Look through the records below and give the number of lines holding the string "artery", nothing more.

------------------------------------------------

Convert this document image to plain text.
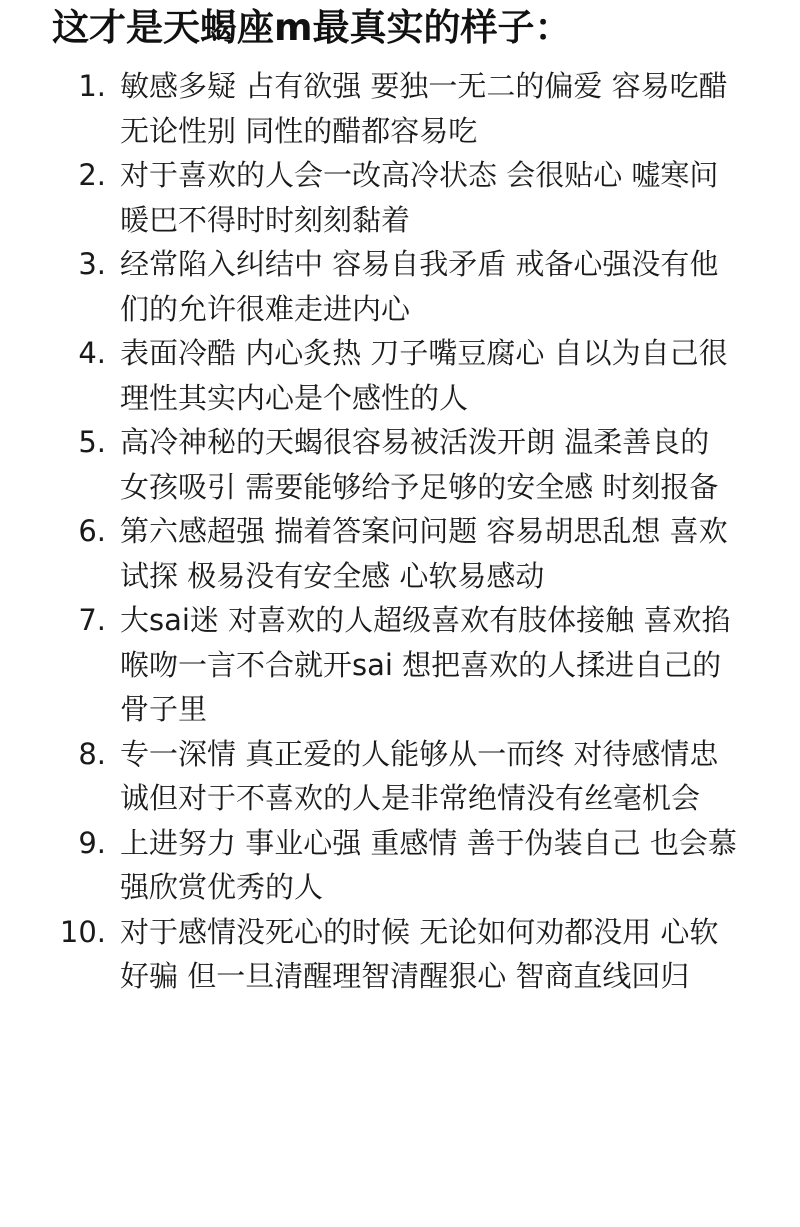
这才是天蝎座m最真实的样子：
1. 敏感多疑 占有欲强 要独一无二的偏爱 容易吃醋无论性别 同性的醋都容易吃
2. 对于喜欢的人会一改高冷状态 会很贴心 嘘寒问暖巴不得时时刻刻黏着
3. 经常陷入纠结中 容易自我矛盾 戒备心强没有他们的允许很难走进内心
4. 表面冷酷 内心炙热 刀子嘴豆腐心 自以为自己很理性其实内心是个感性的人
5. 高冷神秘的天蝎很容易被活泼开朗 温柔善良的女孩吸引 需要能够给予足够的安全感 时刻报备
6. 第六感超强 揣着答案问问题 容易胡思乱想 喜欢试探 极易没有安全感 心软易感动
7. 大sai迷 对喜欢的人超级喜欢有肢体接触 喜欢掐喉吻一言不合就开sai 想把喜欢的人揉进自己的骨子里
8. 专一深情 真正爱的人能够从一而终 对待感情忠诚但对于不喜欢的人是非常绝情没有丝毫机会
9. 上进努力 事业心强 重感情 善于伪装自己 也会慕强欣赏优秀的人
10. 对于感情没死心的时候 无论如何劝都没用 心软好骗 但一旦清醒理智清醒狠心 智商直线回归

------------------------------------------------

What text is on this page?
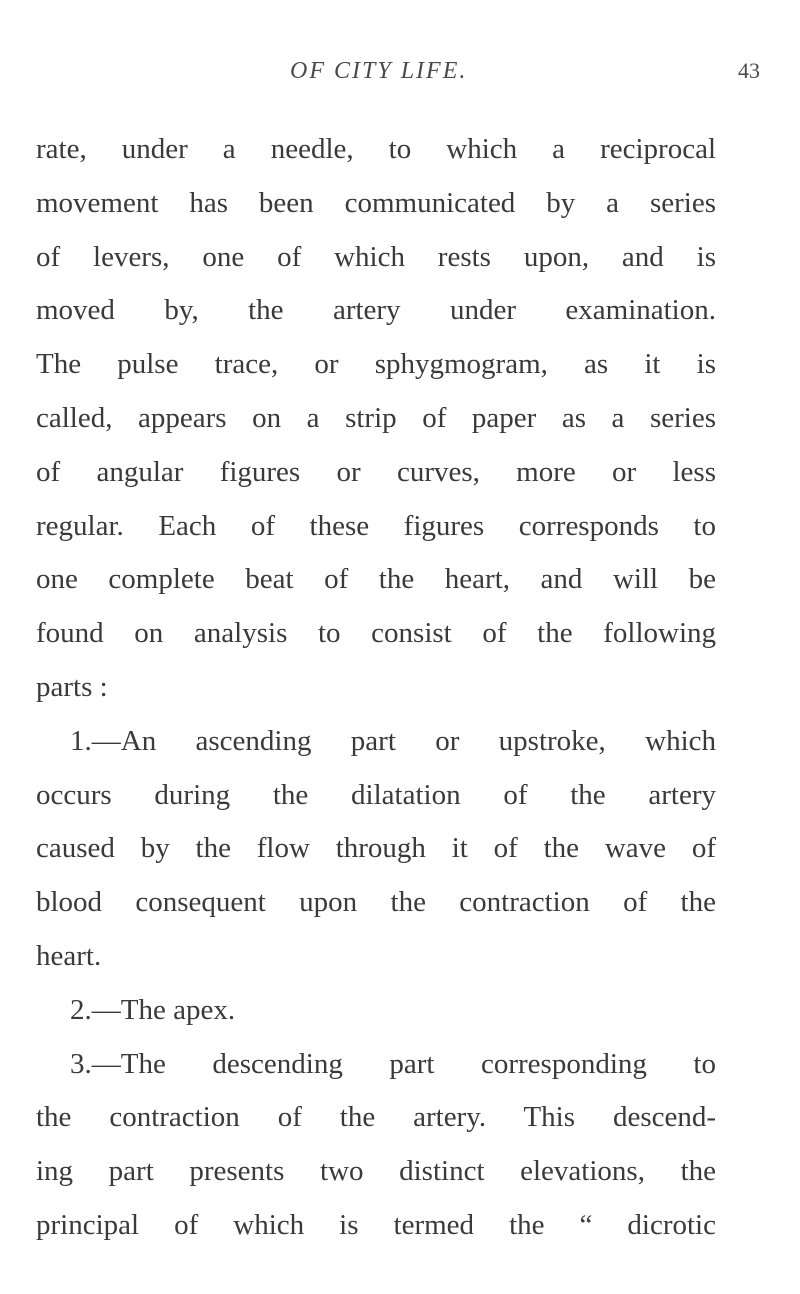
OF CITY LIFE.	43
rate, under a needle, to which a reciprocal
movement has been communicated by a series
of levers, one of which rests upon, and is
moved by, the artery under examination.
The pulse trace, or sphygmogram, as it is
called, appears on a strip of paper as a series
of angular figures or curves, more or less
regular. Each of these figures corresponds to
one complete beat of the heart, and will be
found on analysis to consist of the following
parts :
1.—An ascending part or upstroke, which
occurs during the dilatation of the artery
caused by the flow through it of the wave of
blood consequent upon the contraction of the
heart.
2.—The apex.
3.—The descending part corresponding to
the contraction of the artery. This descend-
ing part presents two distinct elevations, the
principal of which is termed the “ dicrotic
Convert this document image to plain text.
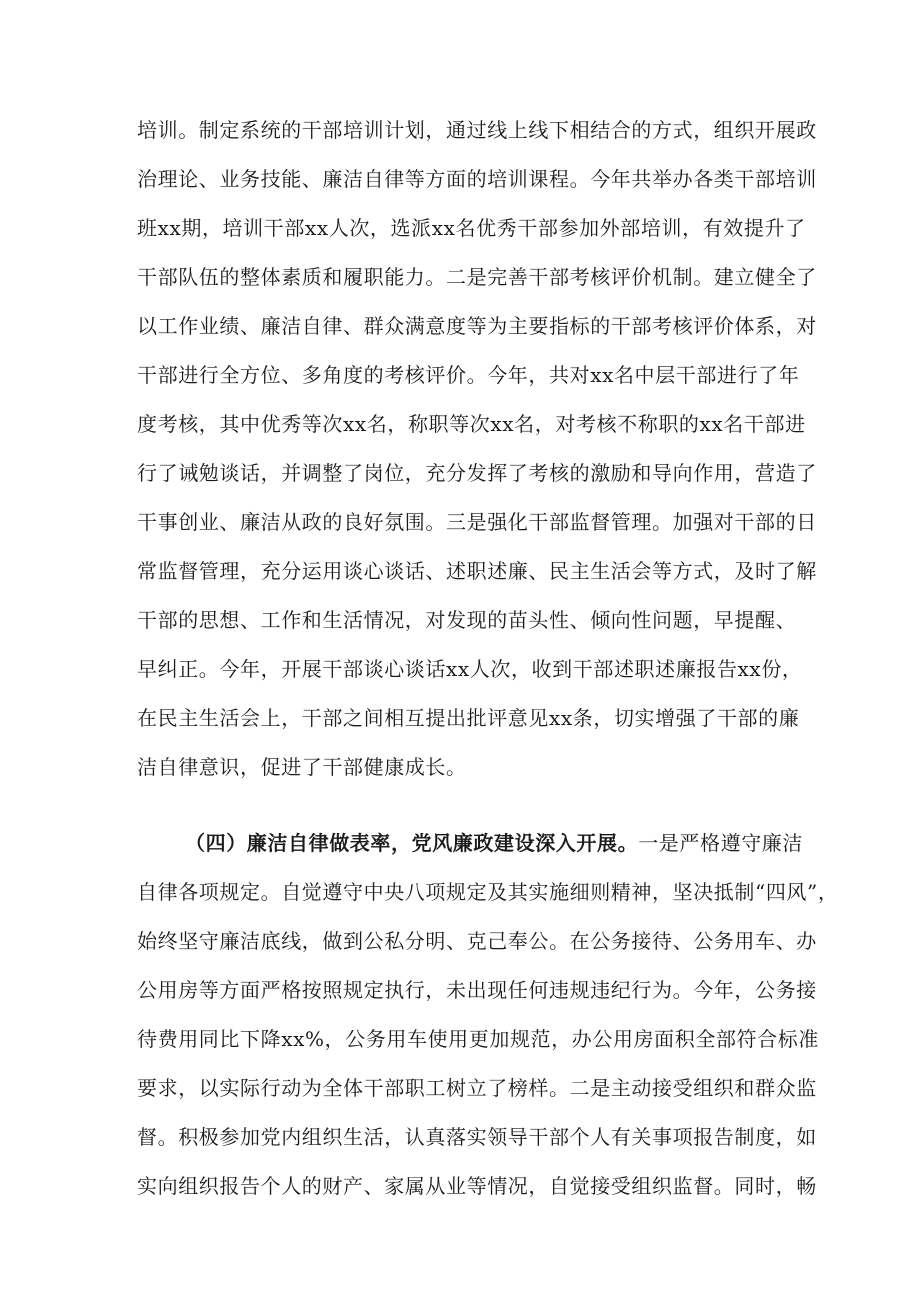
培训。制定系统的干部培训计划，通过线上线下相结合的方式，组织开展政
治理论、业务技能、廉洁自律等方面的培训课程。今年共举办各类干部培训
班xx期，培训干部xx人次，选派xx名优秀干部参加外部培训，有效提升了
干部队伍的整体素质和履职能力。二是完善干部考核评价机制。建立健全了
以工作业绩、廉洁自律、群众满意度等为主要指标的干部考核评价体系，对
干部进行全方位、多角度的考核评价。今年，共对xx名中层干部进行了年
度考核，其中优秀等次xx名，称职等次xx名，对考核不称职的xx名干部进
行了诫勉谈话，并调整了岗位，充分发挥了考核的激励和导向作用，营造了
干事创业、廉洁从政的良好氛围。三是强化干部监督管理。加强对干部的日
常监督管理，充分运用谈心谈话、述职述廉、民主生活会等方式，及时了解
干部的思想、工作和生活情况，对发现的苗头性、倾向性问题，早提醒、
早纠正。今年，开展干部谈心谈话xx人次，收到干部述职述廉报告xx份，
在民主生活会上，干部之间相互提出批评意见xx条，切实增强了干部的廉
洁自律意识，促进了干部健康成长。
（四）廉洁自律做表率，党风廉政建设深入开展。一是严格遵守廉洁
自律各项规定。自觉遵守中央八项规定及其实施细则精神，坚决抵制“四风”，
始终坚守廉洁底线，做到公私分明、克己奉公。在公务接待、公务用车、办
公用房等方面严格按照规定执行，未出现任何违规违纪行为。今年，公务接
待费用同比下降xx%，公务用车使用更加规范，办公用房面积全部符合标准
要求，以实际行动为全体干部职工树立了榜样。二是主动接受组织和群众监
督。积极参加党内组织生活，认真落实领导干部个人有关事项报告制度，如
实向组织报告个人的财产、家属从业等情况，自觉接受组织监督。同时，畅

------------------------------------------------

COMPLETE ANSWER: 3